An exact reproduction of the records is required, with all images left out.

= = = = = = =

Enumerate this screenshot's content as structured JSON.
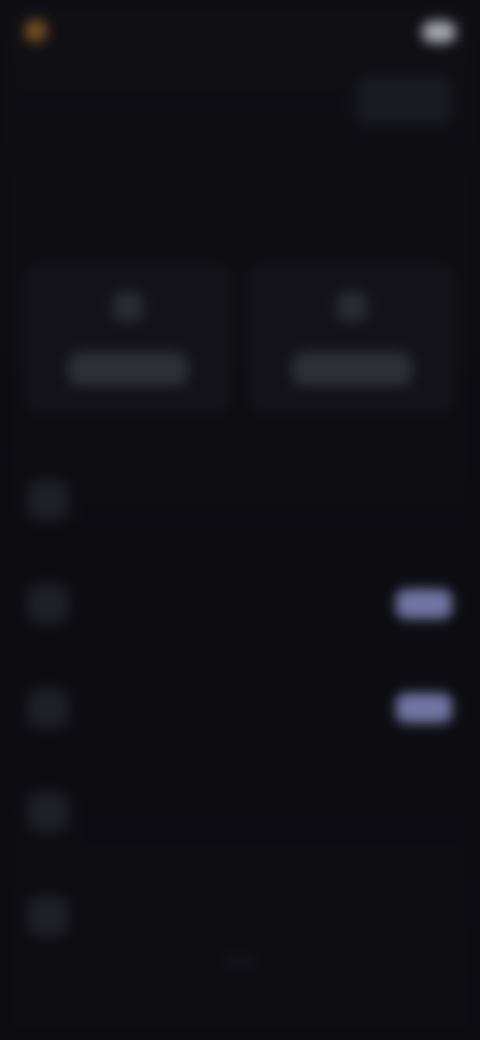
{
  "header": {
    "brand_name": "",
    "link_label": "",
    "accent": "#9b6a2e"
  },
  "subtitle": {
    "text": ""
  },
  "section_label": "",
  "tiles": [
    {
      "icon": "app-icon",
      "button_label": ""
    },
    {
      "icon": "app-icon",
      "button_label": ""
    }
  ],
  "rows": [
    {
      "icon": "item-icon",
      "title": "",
      "description": "",
      "has_badge": false
    },
    {
      "icon": "item-icon",
      "title": "",
      "description": "",
      "has_badge": true
    },
    {
      "icon": "item-icon",
      "title": "",
      "description": "",
      "has_badge": true
    },
    {
      "icon": "item-icon",
      "title": "",
      "description": "",
      "has_badge": false
    },
    {
      "icon": "item-icon",
      "title": "",
      "description": "",
      "has_badge": false
    }
  ],
  "footer": {
    "label": ""
  },
  "colors": {
    "background": "#0d0d12",
    "badge": "#8c90c8"
  }
}
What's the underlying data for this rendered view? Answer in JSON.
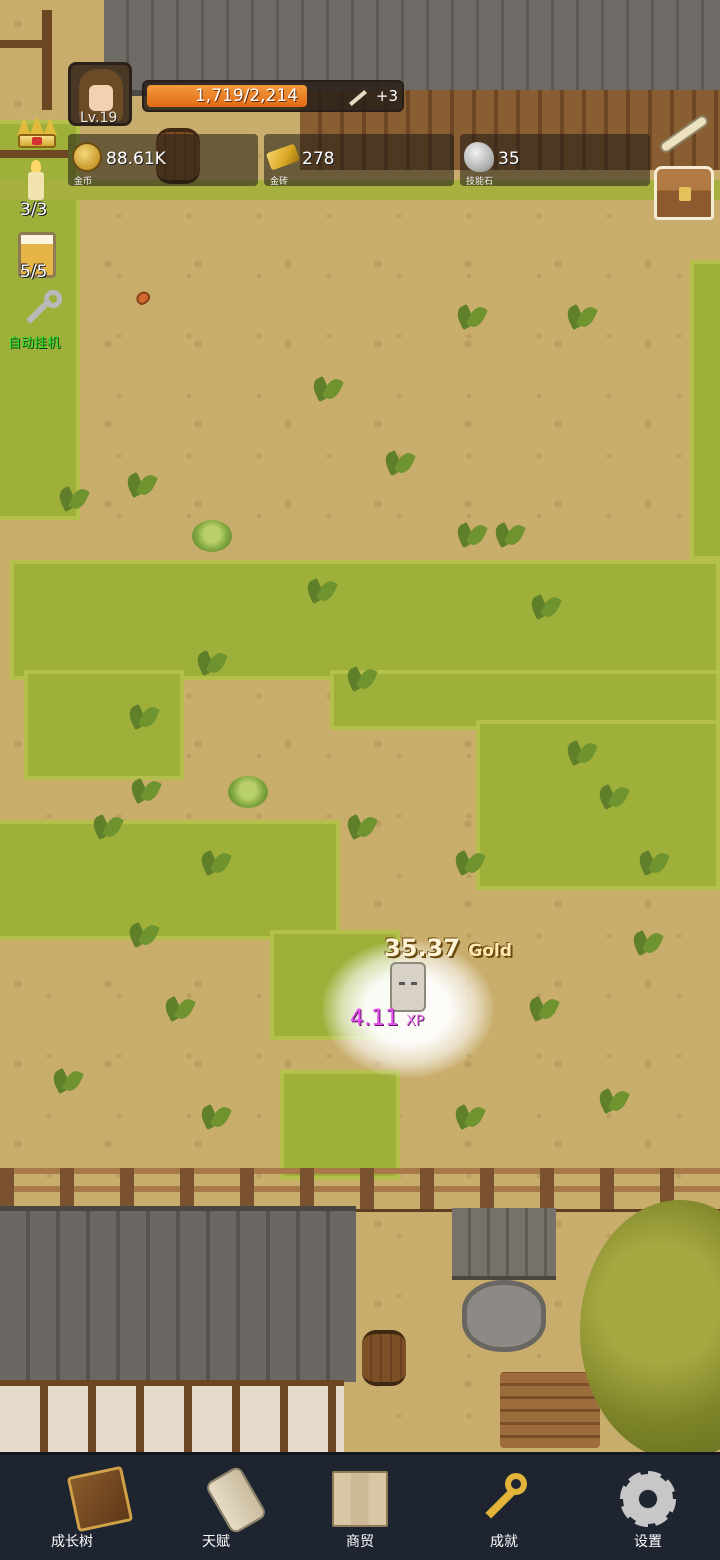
{
  "player": {
    "level": "Lv.19"
  },
  "xp": {
    "current_max": "1,719/2,214",
    "progress": 0.776,
    "bonus": "+3"
  },
  "resources": [
    {
      "value": "88.61K",
      "caption": "金币",
      "icon": "gold-coin-icon"
    },
    {
      "value": "278",
      "caption": "金砖",
      "icon": "gold-brick-icon"
    },
    {
      "value": "35",
      "caption": "技能石",
      "icon": "skill-stone-icon"
    }
  ],
  "side": {
    "candle_count": "3/3",
    "beer_count": "5/5",
    "auto_label": "自动挂机"
  },
  "floating": {
    "gold_value": "35.37",
    "gold_unit": "Gold",
    "xp_value": "4.11",
    "xp_unit": "XP"
  },
  "nav": [
    {
      "label": "成长树",
      "icon": "book-icon"
    },
    {
      "label": "天赋",
      "icon": "scroll-icon"
    },
    {
      "label": "商贸",
      "icon": "map-icon"
    },
    {
      "label": "成就",
      "icon": "key-icon"
    },
    {
      "label": "设置",
      "icon": "gear-icon"
    }
  ],
  "colors": {
    "xp_fill": "#e97a22",
    "auto_label": "#27e02c",
    "xp_text": "#e84ff0",
    "nav_bg": "#1f2530"
  }
}
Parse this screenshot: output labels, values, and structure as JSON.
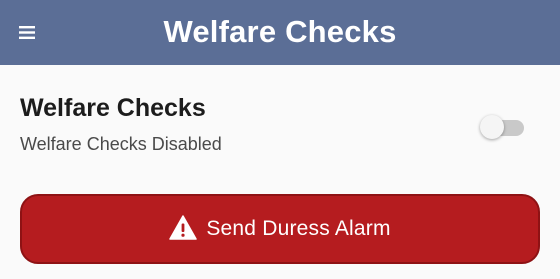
{
  "header": {
    "title": "Welfare Checks",
    "menu_icon": "hamburger-menu-icon",
    "background_color": "#5b6e96"
  },
  "welfare_setting": {
    "title": "Welfare Checks",
    "status": "Welfare Checks Disabled",
    "toggle_on": false
  },
  "alarm_button": {
    "label": "Send Duress Alarm",
    "icon": "warning-triangle-icon",
    "color": "#b51c1f"
  }
}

= = = = = = =

### RESPONSE TO THE TASK
Enumerate this screenshot's content as structured JSON.
{
  "header": {
    "brand_name": "",
    "link_label": "",
    "accent": "#9b6a2e"
  },
  "subtitle": {
    "text": ""
  },
  "section_label": "",
  "tiles": [
    {
      "icon": "app-icon",
      "button_label": ""
    },
    {
      "icon": "app-icon",
      "button_label": ""
    }
  ],
  "rows": [
    {
      "icon": "item-icon",
      "title": "",
      "description": "",
      "has_badge": false
    },
    {
      "icon": "item-icon",
      "title": "",
      "description": "",
      "has_badge": true
    },
    {
      "icon": "item-icon",
      "title": "",
      "description": "",
      "has_badge": true
    },
    {
      "icon": "item-icon",
      "title": "",
      "description": "",
      "has_badge": false
    },
    {
      "icon": "item-icon",
      "title": "",
      "description": "",
      "has_badge": false
    }
  ],
  "footer": {
    "label": ""
  },
  "colors": {
    "background": "#0d0d12",
    "badge": "#8c90c8"
  }
}
What's the underlying data for this rendered view? Answer in JSON.
{
  "player": {
    "level": "Lv.19"
  },
  "xp": {
    "current_max": "1,719/2,214",
    "progress": 0.776,
    "bonus": "+3"
  },
  "resources": [
    {
      "value": "88.61K",
      "caption": "金币",
      "icon": "gold-coin-icon"
    },
    {
      "value": "278",
      "caption": "金砖",
      "icon": "gold-brick-icon"
    },
    {
      "value": "35",
      "caption": "技能石",
      "icon": "skill-stone-icon"
    }
  ],
  "side": {
    "candle_count": "3/3",
    "beer_count": "5/5",
    "auto_label": "自动挂机"
  },
  "floating": {
    "gold_value": "35.37",
    "gold_unit": "Gold",
    "xp_value": "4.11",
    "xp_unit": "XP"
  },
  "nav": [
    {
      "label": "成长树",
      "icon": "book-icon"
    },
    {
      "label": "天赋",
      "icon": "scroll-icon"
    },
    {
      "label": "商贸",
      "icon": "map-icon"
    },
    {
      "label": "成就",
      "icon": "key-icon"
    },
    {
      "label": "设置",
      "icon": "gear-icon"
    }
  ],
  "colors": {
    "xp_fill": "#e97a22",
    "auto_label": "#27e02c",
    "xp_text": "#e84ff0",
    "nav_bg": "#1f2530"
  }
}
Parse this screenshot: output labels, values, and structure as JSON.
{
  "header": {
    "title": "Welfare Checks",
    "menu_icon": "hamburger-menu-icon",
    "background_color": "#5b6e96"
  },
  "welfare_setting": {
    "title": "Welfare Checks",
    "status": "Welfare Checks Disabled",
    "toggle_on": false
  },
  "alarm_button": {
    "label": "Send Duress Alarm",
    "icon": "warning-triangle-icon",
    "color": "#b51c1f"
  }
}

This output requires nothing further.